• **Excerpt to read**
■ ■ ■ ■ ■ ■ ■

The exemplary airbag assembly may also include at least one panel
attached to the airbag cushion that may be positioned over at least
a portion of the at least one opening. This may allow the at least
one panel to partially obstruct the at least one opening.
[0006] An exemplary vent assembly for an airbag assembly having an
airbag cushion may have at least one panel attachable to the airbag
cushion. The airbag cushion may be inflatable by a gas, and may
define at least one opening that has a first area. The at least one
opening may be configured to allow at least a portion of the gas to
exit the airbag cushion. The at least one panel may be positioned
over the at least one opening to partially obstruct the at least
one opening.
[0007] An exemplary method may include first providing at least one
first panel in the shape of an airbag cushion. The exemplary method
may then include cutting at least one opening in the at least one
first panel, the at least one opening having a first area. The
exemplary method may then include attaching at least one second
panel to the at least one first panel, the at least one panel being
positioned over at least a portion of the at least one opening to
partially obstruct it. The exemplary method may further include
forming the airbag cushion from the at least one first panel such
that it defines an interior chamber and is inflatable by a gas. The
at least one opening may be configured to allow at least a portion
of the gas to exit the airbag cushion.
BRIEF DESCRIPTION OF THE DRAWINGS
[0008] While the claims are not limited to a specific illustration,
an appreciation of the various aspects is best gained through a
discussion of various examples thereof. Referring now to the
drawings, exemplary illustrations are shown in detail. Although the
drawings represent the illustrations, the drawings are not
necessarily to scale and certain features may be exaggerated to
better illustrate and explain an innovative aspect of an example.
Further, the exemplary illustrations described herein are not
intended to be exhaustive or otherwise limiting or restricted to
the precise form and configuration shown in the drawings and
disclosed in the following detailed description. Exemplary
illustrations are described in detail by referring to the drawings
as follows:
[0009] FIGS. 1A and 1B are side views of an exemplary vehicle
employing an exemplary airbag assembly in a partial low risk
deployment (PLRD) event and a non-PLRD event, respectfully;
[0010] FIGS. 2A and 2B are enlarged, partial perspective views of
an exemplary vent assembly of the exemplary airbag assembly of
FIGS. 1A and 1B in an assembled state and an unassembled state,
respectively;
[0011] FIGS. 3A, 3B, and 3C are plan views of different exemplary
panels of the exemplary vent assembly of FIGS. 2A and 2B; and
[0012] FIG. 4 is a flow diagram illustrating an exemplary process
of manufacturing the exemplary airbag assembly of FIGS. 1A and
1B.

■ ■ ■ ■ ■ ■ ■

Records from a data collection
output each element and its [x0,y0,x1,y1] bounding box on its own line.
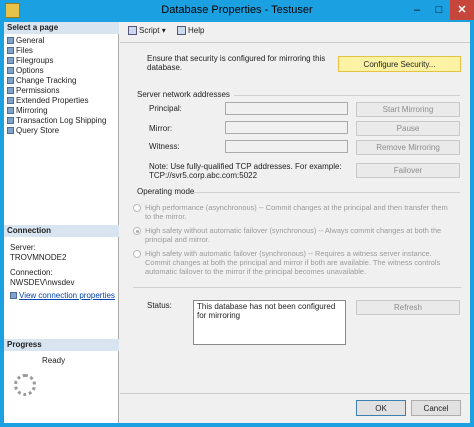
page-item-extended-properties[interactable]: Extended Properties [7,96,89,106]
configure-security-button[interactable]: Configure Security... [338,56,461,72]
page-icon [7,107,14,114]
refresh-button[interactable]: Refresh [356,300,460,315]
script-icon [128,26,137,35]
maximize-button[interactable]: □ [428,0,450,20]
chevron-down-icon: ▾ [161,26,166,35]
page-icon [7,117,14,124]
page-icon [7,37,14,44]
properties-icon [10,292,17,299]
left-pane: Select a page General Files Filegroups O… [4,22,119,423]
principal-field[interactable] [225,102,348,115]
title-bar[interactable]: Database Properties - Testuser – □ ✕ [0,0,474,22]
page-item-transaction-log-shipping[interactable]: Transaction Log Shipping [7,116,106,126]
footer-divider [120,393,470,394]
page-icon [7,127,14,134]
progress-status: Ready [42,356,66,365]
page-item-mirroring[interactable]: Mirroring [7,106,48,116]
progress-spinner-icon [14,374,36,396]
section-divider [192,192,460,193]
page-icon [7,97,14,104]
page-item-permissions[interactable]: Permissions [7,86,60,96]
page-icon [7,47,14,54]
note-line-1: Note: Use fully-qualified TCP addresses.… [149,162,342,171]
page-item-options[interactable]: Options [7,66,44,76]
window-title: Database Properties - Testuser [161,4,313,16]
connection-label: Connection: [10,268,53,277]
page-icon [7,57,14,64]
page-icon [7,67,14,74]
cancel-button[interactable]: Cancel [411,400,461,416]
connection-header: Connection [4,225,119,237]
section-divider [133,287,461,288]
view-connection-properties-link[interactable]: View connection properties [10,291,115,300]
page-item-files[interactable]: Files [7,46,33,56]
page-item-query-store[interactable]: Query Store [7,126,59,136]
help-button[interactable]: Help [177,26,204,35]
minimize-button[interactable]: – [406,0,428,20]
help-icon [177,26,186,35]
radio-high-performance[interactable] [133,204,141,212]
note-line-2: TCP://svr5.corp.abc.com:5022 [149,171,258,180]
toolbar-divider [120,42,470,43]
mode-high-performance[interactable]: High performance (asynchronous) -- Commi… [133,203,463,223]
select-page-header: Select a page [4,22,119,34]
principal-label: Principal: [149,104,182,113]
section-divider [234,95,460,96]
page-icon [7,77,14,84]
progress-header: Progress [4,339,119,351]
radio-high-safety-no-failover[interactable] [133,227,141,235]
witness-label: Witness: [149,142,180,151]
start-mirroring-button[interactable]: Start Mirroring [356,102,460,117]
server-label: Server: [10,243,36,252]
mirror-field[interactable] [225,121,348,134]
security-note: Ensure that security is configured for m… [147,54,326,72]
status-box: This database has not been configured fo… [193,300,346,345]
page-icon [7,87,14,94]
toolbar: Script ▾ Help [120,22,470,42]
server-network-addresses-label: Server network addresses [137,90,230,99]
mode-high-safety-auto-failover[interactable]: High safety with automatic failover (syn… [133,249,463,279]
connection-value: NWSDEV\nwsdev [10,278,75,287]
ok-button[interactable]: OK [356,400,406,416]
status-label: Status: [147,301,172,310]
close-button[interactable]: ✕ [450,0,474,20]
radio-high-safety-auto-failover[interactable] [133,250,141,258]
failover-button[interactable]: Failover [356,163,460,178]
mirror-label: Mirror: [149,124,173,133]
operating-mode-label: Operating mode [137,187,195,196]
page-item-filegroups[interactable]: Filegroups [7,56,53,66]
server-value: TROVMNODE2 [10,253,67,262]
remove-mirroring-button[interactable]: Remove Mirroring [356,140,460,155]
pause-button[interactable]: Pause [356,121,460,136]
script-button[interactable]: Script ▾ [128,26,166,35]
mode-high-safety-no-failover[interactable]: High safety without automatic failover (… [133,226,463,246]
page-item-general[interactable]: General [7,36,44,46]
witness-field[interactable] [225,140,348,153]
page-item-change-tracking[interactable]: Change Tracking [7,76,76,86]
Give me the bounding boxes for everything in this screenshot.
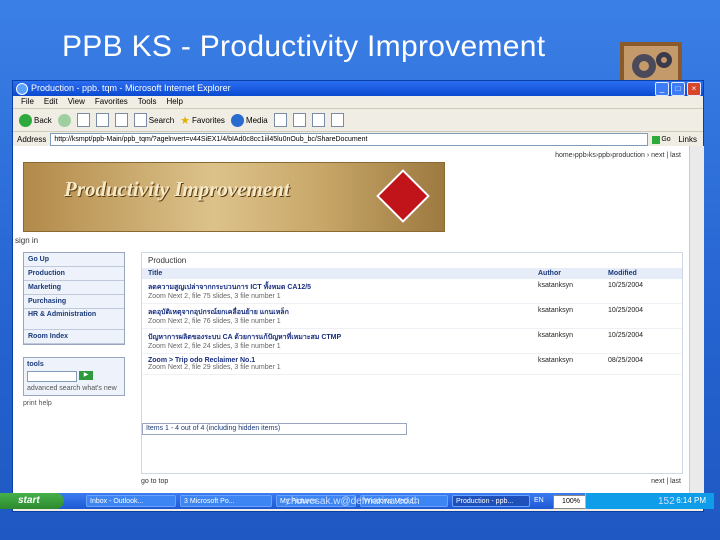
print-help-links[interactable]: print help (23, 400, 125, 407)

■ ■ ■ ■ ■ ■ ■

• **Your tasks**
1) Answer these questions about the airbag patent excerpt:
(a) According to the exemplary method, what is cut in the at least one first panel?
(b) What kind of views are FIGS. 3A, 3B, and 3C?
(c) What does FIG. 4 illustrate?
2) Revise the passage of the airbag patent excerpt between "The exemplary airbag assembly may" and "obstruct the at least one opening.", inclusive, changing "panel" to "flap".

• **Solutions**
1)
(a) At least one opening having a first area.
(b) Plan views of different exemplary panels of the exemplary vent assembly of FIGS. 2A and 2B.
(c) An exemplary process of manufacturing the exemplary airbag assembly of FIGS. 1A and 1B.

2)
The exemplary airbag assembly may also include at least one flap
attached to the airbag cushion that may be positioned over at least
a portion of the at least one opening. This may allow the at least
one flap to partially obstruct the at least one opening.